SET EXERCISE: Below is a set of records; restate each one word for word.

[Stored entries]
* start *

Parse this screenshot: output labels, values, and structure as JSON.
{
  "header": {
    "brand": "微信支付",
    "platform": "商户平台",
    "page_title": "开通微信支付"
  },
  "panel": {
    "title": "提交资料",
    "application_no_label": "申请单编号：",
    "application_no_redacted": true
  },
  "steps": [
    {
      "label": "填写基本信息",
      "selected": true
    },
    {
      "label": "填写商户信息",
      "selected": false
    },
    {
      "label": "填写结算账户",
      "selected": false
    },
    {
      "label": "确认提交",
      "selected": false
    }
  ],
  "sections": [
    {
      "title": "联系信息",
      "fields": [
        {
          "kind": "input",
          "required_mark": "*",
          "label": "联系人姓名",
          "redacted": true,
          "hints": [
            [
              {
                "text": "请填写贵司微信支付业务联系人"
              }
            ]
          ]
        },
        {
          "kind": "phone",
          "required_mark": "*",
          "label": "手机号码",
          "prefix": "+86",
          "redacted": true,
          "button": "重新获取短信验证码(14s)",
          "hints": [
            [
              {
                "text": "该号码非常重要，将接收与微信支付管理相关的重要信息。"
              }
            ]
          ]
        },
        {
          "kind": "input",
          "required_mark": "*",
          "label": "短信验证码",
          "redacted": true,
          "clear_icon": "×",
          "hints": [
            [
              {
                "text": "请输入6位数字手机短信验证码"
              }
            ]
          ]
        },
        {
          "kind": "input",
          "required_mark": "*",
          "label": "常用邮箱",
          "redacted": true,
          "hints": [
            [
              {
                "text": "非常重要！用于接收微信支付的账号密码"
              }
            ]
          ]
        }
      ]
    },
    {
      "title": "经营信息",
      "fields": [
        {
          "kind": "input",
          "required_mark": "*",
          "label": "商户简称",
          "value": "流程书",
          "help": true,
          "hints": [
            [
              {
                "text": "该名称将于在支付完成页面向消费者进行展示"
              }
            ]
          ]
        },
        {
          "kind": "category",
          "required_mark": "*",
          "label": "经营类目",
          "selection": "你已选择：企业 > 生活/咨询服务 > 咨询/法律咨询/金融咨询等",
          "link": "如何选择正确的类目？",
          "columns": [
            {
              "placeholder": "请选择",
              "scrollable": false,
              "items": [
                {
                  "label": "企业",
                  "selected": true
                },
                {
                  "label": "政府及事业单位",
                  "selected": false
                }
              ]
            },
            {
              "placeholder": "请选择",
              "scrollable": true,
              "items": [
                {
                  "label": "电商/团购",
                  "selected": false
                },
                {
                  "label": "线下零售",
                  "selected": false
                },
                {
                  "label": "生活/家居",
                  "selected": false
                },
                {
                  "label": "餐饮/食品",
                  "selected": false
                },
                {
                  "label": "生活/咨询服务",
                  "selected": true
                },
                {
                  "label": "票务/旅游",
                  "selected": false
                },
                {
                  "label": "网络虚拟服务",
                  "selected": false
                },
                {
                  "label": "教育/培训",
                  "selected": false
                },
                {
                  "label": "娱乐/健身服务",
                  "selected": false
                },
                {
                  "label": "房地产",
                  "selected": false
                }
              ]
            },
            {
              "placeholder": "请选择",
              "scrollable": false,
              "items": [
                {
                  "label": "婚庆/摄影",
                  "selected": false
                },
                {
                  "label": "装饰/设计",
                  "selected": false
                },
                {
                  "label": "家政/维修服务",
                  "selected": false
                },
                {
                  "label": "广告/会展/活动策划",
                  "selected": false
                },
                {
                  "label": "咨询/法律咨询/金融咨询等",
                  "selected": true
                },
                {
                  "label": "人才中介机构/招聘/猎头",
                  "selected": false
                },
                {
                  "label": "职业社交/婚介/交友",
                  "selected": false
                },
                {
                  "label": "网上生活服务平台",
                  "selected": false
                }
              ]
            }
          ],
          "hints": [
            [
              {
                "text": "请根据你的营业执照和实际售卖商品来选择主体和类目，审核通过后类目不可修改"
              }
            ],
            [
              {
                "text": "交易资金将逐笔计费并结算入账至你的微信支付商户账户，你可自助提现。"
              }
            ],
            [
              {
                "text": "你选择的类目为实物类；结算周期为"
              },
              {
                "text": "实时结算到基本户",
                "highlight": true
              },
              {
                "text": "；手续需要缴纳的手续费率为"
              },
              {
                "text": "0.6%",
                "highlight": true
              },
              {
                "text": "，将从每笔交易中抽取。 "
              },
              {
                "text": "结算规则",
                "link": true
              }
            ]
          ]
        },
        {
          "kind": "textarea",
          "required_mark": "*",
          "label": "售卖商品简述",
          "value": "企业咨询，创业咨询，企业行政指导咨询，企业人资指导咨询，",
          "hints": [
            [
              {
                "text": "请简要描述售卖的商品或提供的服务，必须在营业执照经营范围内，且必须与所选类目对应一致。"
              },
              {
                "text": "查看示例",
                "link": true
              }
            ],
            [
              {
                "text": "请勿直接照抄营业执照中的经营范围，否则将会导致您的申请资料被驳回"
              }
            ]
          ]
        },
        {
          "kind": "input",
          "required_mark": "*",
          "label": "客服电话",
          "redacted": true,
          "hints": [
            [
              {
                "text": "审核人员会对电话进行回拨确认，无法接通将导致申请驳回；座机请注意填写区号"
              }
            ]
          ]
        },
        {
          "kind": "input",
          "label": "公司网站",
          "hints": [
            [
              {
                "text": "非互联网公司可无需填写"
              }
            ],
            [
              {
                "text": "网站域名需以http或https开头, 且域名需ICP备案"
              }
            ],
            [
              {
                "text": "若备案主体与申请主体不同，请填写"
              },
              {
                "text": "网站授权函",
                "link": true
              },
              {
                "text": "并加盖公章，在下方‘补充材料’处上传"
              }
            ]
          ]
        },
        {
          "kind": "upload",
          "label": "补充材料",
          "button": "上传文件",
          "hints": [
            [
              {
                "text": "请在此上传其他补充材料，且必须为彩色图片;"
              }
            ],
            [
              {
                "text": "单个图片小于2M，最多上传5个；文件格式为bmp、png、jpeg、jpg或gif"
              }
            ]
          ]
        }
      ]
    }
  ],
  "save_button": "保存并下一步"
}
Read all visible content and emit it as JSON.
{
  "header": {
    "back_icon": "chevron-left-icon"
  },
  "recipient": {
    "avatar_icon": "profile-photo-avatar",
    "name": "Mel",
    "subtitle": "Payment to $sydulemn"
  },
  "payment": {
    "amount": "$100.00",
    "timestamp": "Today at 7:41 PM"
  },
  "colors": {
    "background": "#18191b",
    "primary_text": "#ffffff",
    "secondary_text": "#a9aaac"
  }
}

* end *

RESPONSE TO THIS EXERCISE:
Parse this screenshot: output labels, values, and structure as JSON.
{
  "header": {
    "brand": "微信支付",
    "platform": "商户平台",
    "page_title": "开通微信支付"
  },
  "panel": {
    "title": "提交资料",
    "application_no_label": "申请单编号：",
    "application_no_redacted": true
  },
  "steps": [
    {
      "label": "填写基本信息",
      "selected": true
    },
    {
      "label": "填写商户信息",
      "selected": false
    },
    {
      "label": "填写结算账户",
      "selected": false
    },
    {
      "label": "确认提交",
      "selected": false
    }
  ],
  "sections": [
    {
      "title": "联系信息",
      "fields": [
        {
          "kind": "input",
          "required_mark": "*",
          "label": "联系人姓名",
          "redacted": true,
          "hints": [
            [
              {
                "text": "请填写贵司微信支付业务联系人"
              }
            ]
          ]
        },
        {
          "kind": "phone",
          "required_mark": "*",
          "label": "手机号码",
          "prefix": "+86",
          "redacted": true,
          "button": "重新获取短信验证码(14s)",
          "hints": [
            [
              {
                "text": "该号码非常重要，将接收与微信支付管理相关的重要信息。"
              }
            ]
          ]
        },
        {
          "kind": "input",
          "required_mark": "*",
          "label": "短信验证码",
          "redacted": true,
          "clear_icon": "×",
          "hints": [
            [
              {
                "text": "请输入6位数字手机短信验证码"
              }
            ]
          ]
        },
        {
          "kind": "input",
          "required_mark": "*",
          "label": "常用邮箱",
          "redacted": true,
          "hints": [
            [
              {
                "text": "非常重要！用于接收微信支付的账号密码"
              }
            ]
          ]
        }
      ]
    },
    {
      "title": "经营信息",
      "fields": [
        {
          "kind": "input",
          "required_mark": "*",
          "label": "商户简称",
          "value": "流程书",
          "help": true,
          "hints": [
            [
              {
                "text": "该名称将于在支付完成页面向消费者进行展示"
              }
            ]
          ]
        },
        {
          "kind": "category",
          "required_mark": "*",
          "label": "经营类目",
          "selection": "你已选择：企业 > 生活/咨询服务 > 咨询/法律咨询/金融咨询等",
          "link": "如何选择正确的类目？",
          "columns": [
            {
              "placeholder": "请选择",
              "scrollable": false,
              "items": [
                {
                  "label": "企业",
                  "selected": true
                },
                {
                  "label": "政府及事业单位",
                  "selected": false
                }
              ]
            },
            {
              "placeholder": "请选择",
              "scrollable": true,
              "items": [
                {
                  "label": "电商/团购",
                  "selected": false
                },
                {
                  "label": "线下零售",
                  "selected": false
                },
                {
                  "label": "生活/家居",
                  "selected": false
                },
                {
                  "label": "餐饮/食品",
                  "selected": false
                },
                {
                  "label": "生活/咨询服务",
                  "selected": true
                },
                {
                  "label": "票务/旅游",
                  "selected": false
                },
                {
                  "label": "网络虚拟服务",
                  "selected": false
                },
                {
                  "label": "教育/培训",
                  "selected": false
                },
                {
                  "label": "娱乐/健身服务",
                  "selected": false
                },
                {
                  "label": "房地产",
                  "selected": false
                }
              ]
            },
            {
              "placeholder": "请选择",
              "scrollable": false,
              "items": [
                {
                  "label": "婚庆/摄影",
                  "selected": false
                },
                {
                  "label": "装饰/设计",
                  "selected": false
                },
                {
                  "label": "家政/维修服务",
                  "selected": false
                },
                {
                  "label": "广告/会展/活动策划",
                  "selected": false
                },
                {
                  "label": "咨询/法律咨询/金融咨询等",
                  "selected": true
                },
                {
                  "label": "人才中介机构/招聘/猎头",
                  "selected": false
                },
                {
                  "label": "职业社交/婚介/交友",
                  "selected": false
                },
                {
                  "label": "网上生活服务平台",
                  "selected": false
                }
              ]
            }
          ],
          "hints": [
            [
              {
                "text": "请根据你的营业执照和实际售卖商品来选择主体和类目，审核通过后类目不可修改"
              }
            ],
            [
              {
                "text": "交易资金将逐笔计费并结算入账至你的微信支付商户账户，你可自助提现。"
              }
            ],
            [
              {
                "text": "你选择的类目为实物类；结算周期为"
              },
              {
                "text": "实时结算到基本户",
                "highlight": true
              },
              {
                "text": "；手续需要缴纳的手续费率为"
              },
              {
                "text": "0.6%",
                "highlight": true
              },
              {
                "text": "，将从每笔交易中抽取。 "
              },
              {
                "text": "结算规则",
                "link": true
              }
            ]
          ]
        },
        {
          "kind": "textarea",
          "required_mark": "*",
          "label": "售卖商品简述",
          "value": "企业咨询，创业咨询，企业行政指导咨询，企业人资指导咨询，",
          "hints": [
            [
              {
                "text": "请简要描述售卖的商品或提供的服务，必须在营业执照经营范围内，且必须与所选类目对应一致。"
              },
              {
                "text": "查看示例",
                "link": true
              }
            ],
            [
              {
                "text": "请勿直接照抄营业执照中的经营范围，否则将会导致您的申请资料被驳回"
              }
            ]
          ]
        },
        {
          "kind": "input",
          "required_mark": "*",
          "label": "客服电话",
          "redacted": true,
          "hints": [
            [
              {
                "text": "审核人员会对电话进行回拨确认，无法接通将导致申请驳回；座机请注意填写区号"
              }
            ]
          ]
        },
        {
          "kind": "input",
          "label": "公司网站",
          "hints": [
            [
              {
                "text": "非互联网公司可无需填写"
              }
            ],
            [
              {
                "text": "网站域名需以http或https开头, 且域名需ICP备案"
              }
            ],
            [
              {
                "text": "若备案主体与申请主体不同，请填写"
              },
              {
                "text": "网站授权函",
                "link": true
              },
              {
                "text": "并加盖公章，在下方‘补充材料’处上传"
              }
            ]
          ]
        },
        {
          "kind": "upload",
          "label": "补充材料",
          "button": "上传文件",
          "hints": [
            [
              {
                "text": "请在此上传其他补充材料，且必须为彩色图片;"
              }
            ],
            [
              {
                "text": "单个图片小于2M，最多上传5个；文件格式为bmp、png、jpeg、jpg或gif"
              }
            ]
          ]
        }
      ]
    }
  ],
  "save_button": "保存并下一步"
}
Read all visible content and emit it as JSON.
{
  "header": {
    "back_icon": "chevron-left-icon"
  },
  "recipient": {
    "avatar_icon": "profile-photo-avatar",
    "name": "Mel",
    "subtitle": "Payment to $sydulemn"
  },
  "payment": {
    "amount": "$100.00",
    "timestamp": "Today at 7:41 PM"
  },
  "colors": {
    "background": "#18191b",
    "primary_text": "#ffffff",
    "secondary_text": "#a9aaac"
  }
}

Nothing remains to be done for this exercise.